ROWS ->

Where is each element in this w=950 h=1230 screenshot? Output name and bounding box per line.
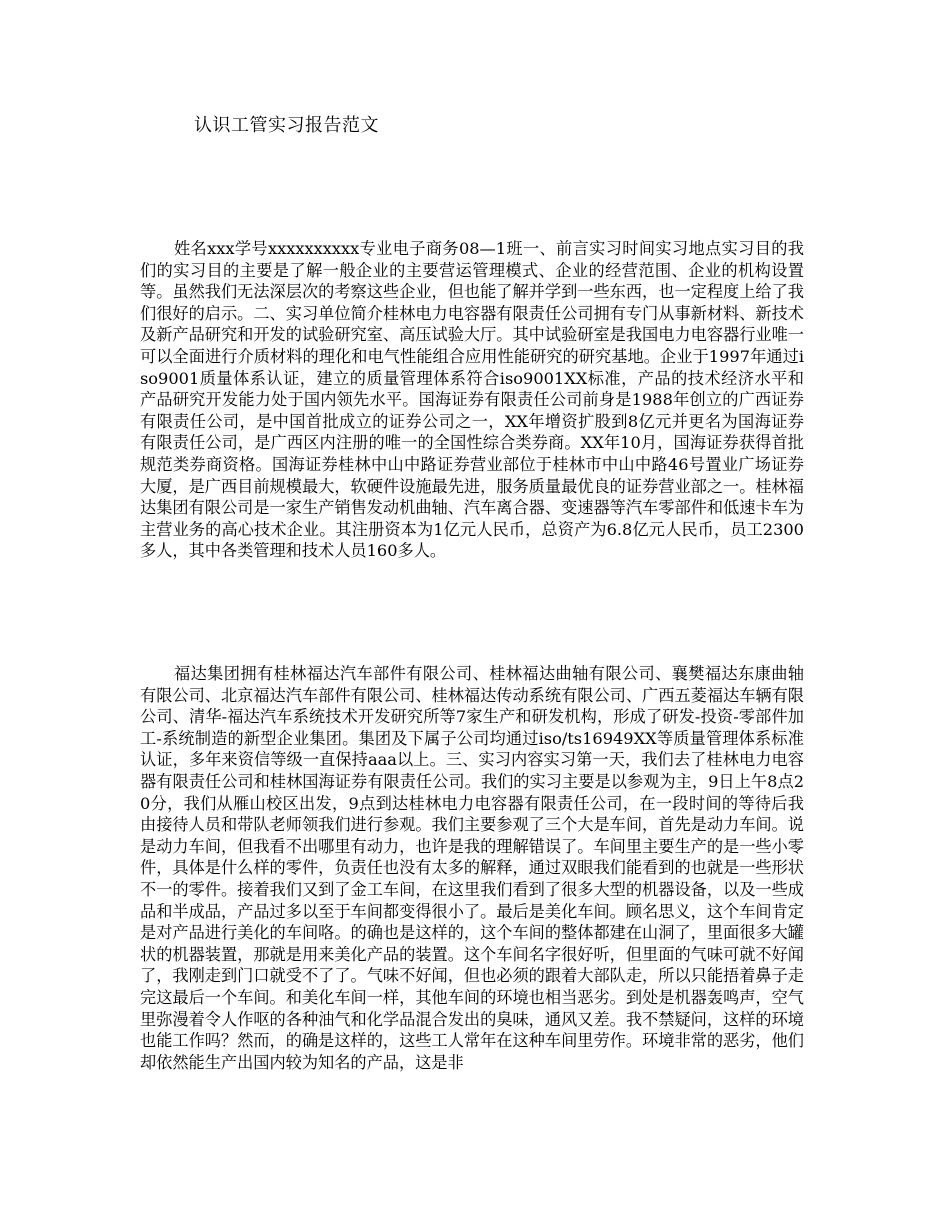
- document-title: 认识工管实习报告范文: [194, 115, 379, 136]
- body-paragraph-2: 福达集团拥有桂林福达汽车部件有限公司、桂林福达曲轴有限公司、襄樊福达东康曲轴有限公司、北京福达汽车部件有限公司、桂林福达传动系统有限公司、广西五菱福达车辆有限公司、清华-福达汽车系统技术开发研究所等7家生产和研发机构，形成了研发-投资-零部件加工-系统制造的新型企业集团。集团及下属子公司均通过iso/ts16949XX等质量管理体系标准认证，多年来资信等级一直保持aaa以上。三、实习内容实习第一天，我们去了桂林电力电容器有限责任公司和桂林国海证券有限责任公司。我们的实习主要是以参观为主，9日上午8点20分，我们从雁山校区出发，9点到达桂林电力电容器有限责任公司，在一段时间的等待后我由接待人员和带队老师领我们进行参观。我们主要参观了三个大是车间，首先是动力车间。说是动力车间，但我看不出哪里有动力，也许是我的理解错误了。车间里主要生产的是一些小零件，具体是什么样的零件，负责任也没有太多的解释，通过双眼我们能看到的也就是一些形状不一的零件。接着我们又到了金工车间，在这里我们看到了很多大型的机器设备，以及一些成品和半成品，产品过多以至于车间都变得很小了。最后是美化车间。顾名思义，这个车间肯定是对产品进行美化的车间咯。的确也是这样的，这个车间的整体都建在山洞了，里面很多大罐状的机器装置，那就是用来美化产品的装置。这个车间名字很好听，但里面的气味可就不好闻了，我刚走到门口就受不了了。气味不好闻，但也必须的跟着大部队走，所以只能捂着鼻子走完这最后一个车间。和美化车间一样，其他车间的环境也相当恶劣。到处是机器轰鸣声，空气里弥漫着令人作呕的各种油气和化学品混合发出的臭味，通风又差。我不禁疑问，这样的环境也能工作吗？然而，的确是这样的，这些工人常年在这种车间里劳作。环境非常的恶劣，他们却依然能生产出国内较为知名的产品，这是非: [140, 664, 804, 1072]
- body-paragraph-1: 姓名xxx学号xxxxxxxxxx专业电子商务08—1班一、前言实习时间实习地点实习目的我们的实习目的主要是了解一般企业的主要营运管理模式、企业的经营范围、企业的机构设置等。虽然我们无法深层次的考察这些企业，但也能了解并学到一些东西，也一定程度上给了我们很好的启示。二、实习单位简介桂林电力电容器有限责任公司拥有专门从事新材料、新技术及新产品研究和开发的试验研究室、高压试验大厅。其中试验研室是我国电力电容器行业唯一可以全面进行介质材料的理化和电气性能组合应用性能研究的研究基地。企业于1997年通过iso9001质量体系认证，建立的质量管理体系符合iso9001XX标准，产品的技术经济水平和产品研究开发能力处于国内领先水平。国海证券有限责任公司前身是1988年创立的广西证券有限责任公司，是中国首批成立的证券公司之一，XX年增资扩股到8亿元并更名为国海证券有限责任公司，是广西区内注册的唯一的全国性综合类券商。XX年10月，国海证券获得首批规范类券商资格。国海证券桂林中山中路证券营业部位于桂林市中山中路46号置业广场证券大厦，是广西目前规模最大，软硬件设施最先进，服务质量最优良的证券营业部之一。桂林福达集团有限公司是一家生产销售发动机曲轴、汽车离合器、变速器等汽车零部件和低速卡车为主营业务的高心技术企业。其注册资本为1亿元人民币，总资产为6.8亿元人民币，员工2300多人，其中各类管理和技术人员160多人。: [140, 239, 804, 561]
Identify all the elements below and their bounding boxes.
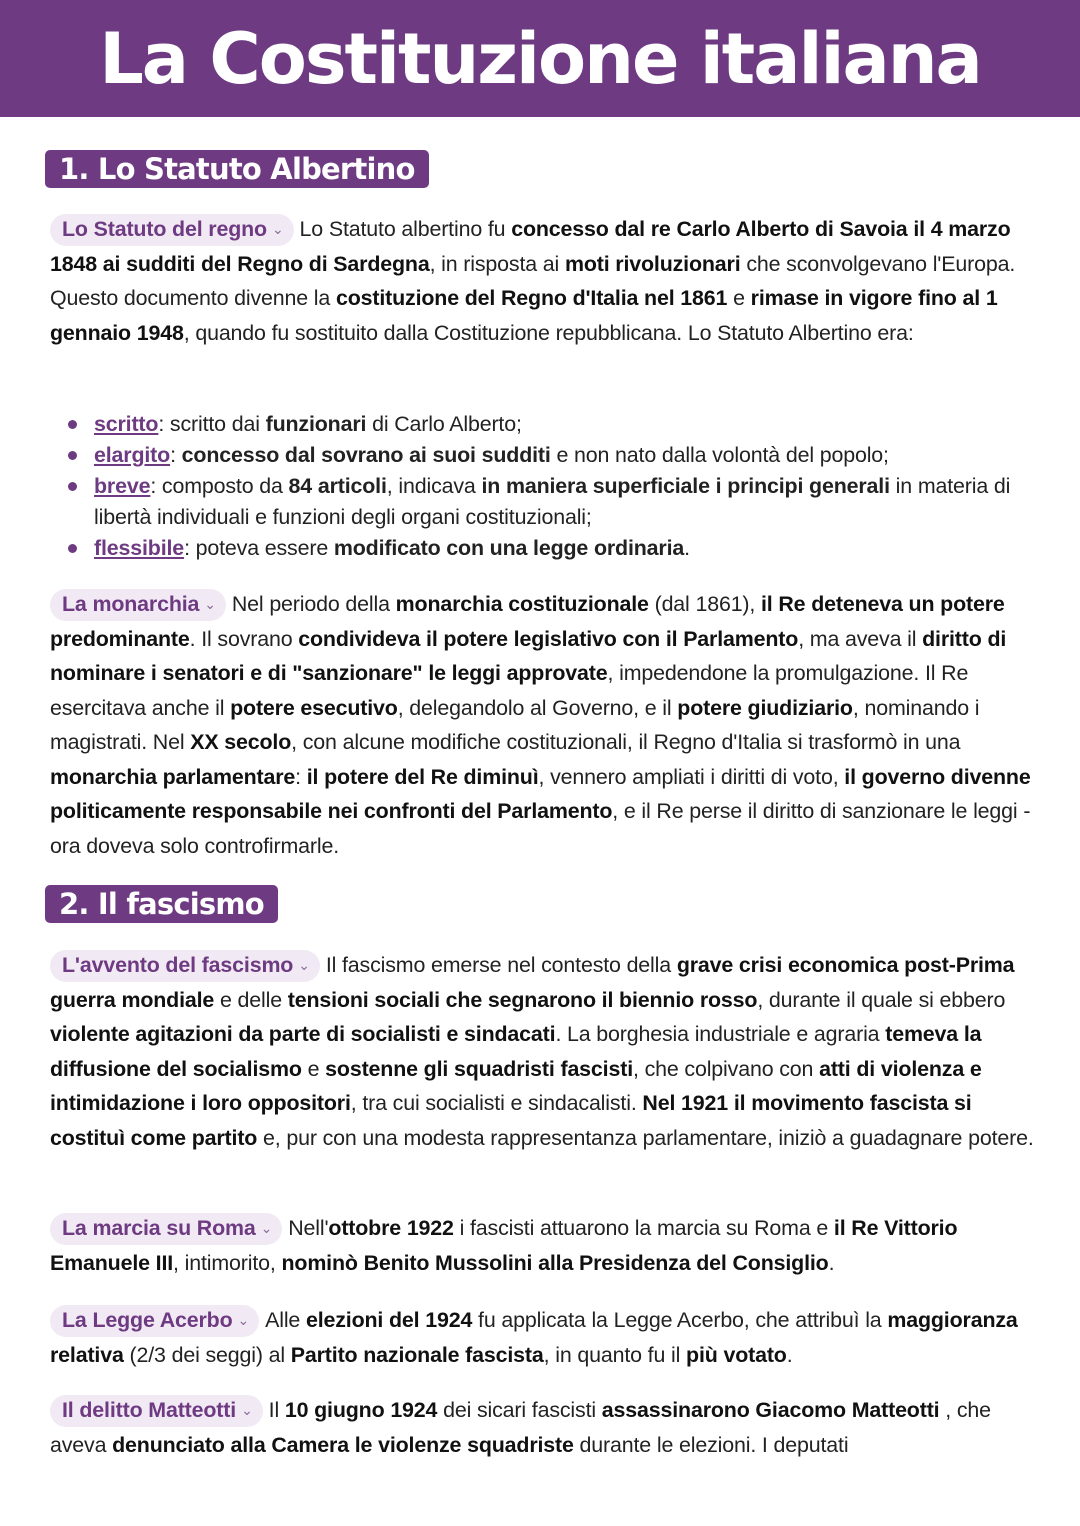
topic-chip-marcia[interactable]: La marcia su Roma ⌄ (50, 1213, 282, 1245)
section-title-statuto: 1. Lo Statuto Albertino (45, 150, 429, 188)
paragraph-matteotti: Il delitto Matteotti ⌄ Il 10 giugno 1924 dei sicari fascisti assassinarono Giacomo Matteotti , che aveva denunciato alla Camera le violenze squadriste durante le elezioni. I deputati (50, 1393, 1040, 1462)
term-link[interactable]: flessibile (94, 536, 185, 560)
section-title-fascismo: 2. Il fascismo (45, 885, 278, 923)
bullet-dot-icon (68, 420, 77, 429)
chevron-down-icon: ⌄ (204, 596, 216, 612)
topic-chip-statuto[interactable]: Lo Statuto del regno ⌄ (50, 214, 294, 246)
chevron-down-icon: ⌄ (298, 957, 310, 973)
term-link[interactable]: scritto (94, 412, 159, 436)
paragraph-marcia: La marcia su Roma ⌄ Nell'ottobre 1922 i fascisti attuarono la marcia su Roma e il Re Vittorio Emanuele III, intimorito, nominò Benito Mussolini alla Presidenza del Consiglio. (50, 1211, 1040, 1280)
paragraph-monarchia: La monarchia ⌄ Nel periodo della monarchia costituzionale (dal 1861), il Re deteneva un potere predominante. Il sovrano condivideva il potere legislativo con il Parlamento, ma aveva il diritto di nominare i senatori e di "sanzionare" le leggi approvate, impedendone la promulgazione. Il Re esercitava anche il potere esecutivo, delegandolo al Governo, e il potere giudiziario, nominando i magistrati. Nel XX secolo, con alcune modifiche costituzionali, il Regno d'Italia si trasformò in una monarchia parlamentare: il potere del Re diminuì, vennero ampliati i diritti di voto, il governo divenne politicamente responsabile nei confronti del Parlamento, e il Re perse il diritto di sanzionare le leggi - ora doveva solo controfirmarle. (50, 587, 1040, 863)
bullet-dot-icon (68, 482, 77, 491)
term-link[interactable]: breve (94, 474, 151, 498)
list-item: scritto: scritto dai funzionari di Carlo Alberto; (64, 409, 1024, 440)
bullet-dot-icon (68, 451, 77, 460)
page-title: La Costituzione italiana (99, 17, 981, 100)
chevron-down-icon: ⌄ (241, 1402, 253, 1418)
topic-chip-acerbo[interactable]: La Legge Acerbo ⌄ (50, 1305, 259, 1337)
statuto-features-list (64, 409, 1024, 564)
topic-chip-matteotti[interactable]: Il delitto Matteotti ⌄ (50, 1395, 263, 1427)
chevron-down-icon: ⌄ (271, 221, 284, 237)
title-banner (0, 0, 1080, 117)
topic-chip-monarchia[interactable]: La monarchia ⌄ (50, 589, 226, 621)
chevron-down-icon: ⌄ (237, 1312, 250, 1328)
list-item: elargito: concesso dal sovrano ai suoi sudditi e non nato dalla volontà del popolo; (64, 440, 1024, 471)
paragraph-avvento: L'avvento del fascismo ⌄ Il fascismo emerse nel contesto della grave crisi economica post-Prima guerra mondiale e delle tensioni sociali che segnarono il biennio rosso, durante il quale si ebbero violente agitazioni da parte di socialisti e sindacati. La borghesia industriale e agraria temeva la diffusione del socialismo e sostenne gli squadristi fascisti, che colpivano con atti di violenza e intimidazione i loro oppositori, tra cui socialisti e sindacalisti. Nel 1921 il movimento fascista si costituì come partito e, pur con una modesta rappresentanza parlamentare, iniziò a guadagnare potere. (50, 948, 1040, 1155)
list-item: flessibile: poteva essere modificato con una legge ordinaria. (64, 533, 1024, 564)
list-item: breve: composto da 84 articoli, indicava in maniera superficiale i principi generali in materia di libertà individuali e funzioni degli organi costituzionali; (64, 471, 1024, 533)
term-link[interactable]: elargito (94, 443, 171, 467)
chevron-down-icon: ⌄ (260, 1220, 273, 1236)
bullet-dot-icon (68, 544, 77, 553)
topic-chip-avvento[interactable]: L'avvento del fascismo ⌄ (50, 950, 320, 982)
paragraph-acerbo: La Legge Acerbo ⌄ Alle elezioni del 1924 fu applicata la Legge Acerbo, che attribuì la maggioranza relativa (2/3 dei seggi) al Partito nazionale fascista, in quanto fu il più votato. (50, 1303, 1040, 1372)
paragraph-statuto: Lo Statuto del regno ⌄ Lo Statuto albertino fu concesso dal re Carlo Alberto di Savoia il 4 marzo 1848 ai sudditi del Regno di Sardegna, in risposta ai moti rivoluzionari che sconvolgevano l'Europa. Questo documento divenne la costituzione del Regno d'Italia nel 1861 e rimase in vigore fino al 1 gennaio 1948, quando fu sostituito dalla Costituzione repubblicana. Lo Statuto Albertino era: (50, 212, 1040, 350)
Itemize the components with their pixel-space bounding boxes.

OBJECTIVE ->
Recast the lines in the records above, from the line containing "topic-chip-marcia[interactable]: La marcia" through the line containing "chevron-down-icon: ⌄ (298, 957, 310, 973)", as a Markdown table with the columns Row and Text. Number each line in order and leave out any blank lines.

WRITTEN RESPONSE ->
| Row | Text |
|---|---|
| 1 | topic-chip-marcia[interactable]: La marcia su Roma ⌄ (50, 1213, 282, 1245) |
| 2 | section-title-statuto: 1. Lo Statuto Albertino (45, 150, 429, 188) |
| 3 | paragraph-matteotti: Il delitto Matteotti ⌄ Il 10 giugno 1924 dei sicari fascisti assassinarono Giacomo Matteotti , che aveva denunciato alla Camera le violenze squadriste durante le elezioni. I deputati (50, 1393, 1040, 1462) |
| 4 | term-link[interactable]: flessibile (94, 536, 185, 560) |
| 5 | section-title-fascismo: 2. Il fascismo (45, 885, 278, 923) |
| 6 | bullet-dot-icon (68, 420, 77, 429) |
| 7 | chevron-down-icon: ⌄ (204, 596, 216, 612) |
| 8 | topic-chip-statuto[interactable]: Lo Statuto del regno ⌄ (50, 214, 294, 246) |
| 9 | chevron-down-icon: ⌄ (298, 957, 310, 973) |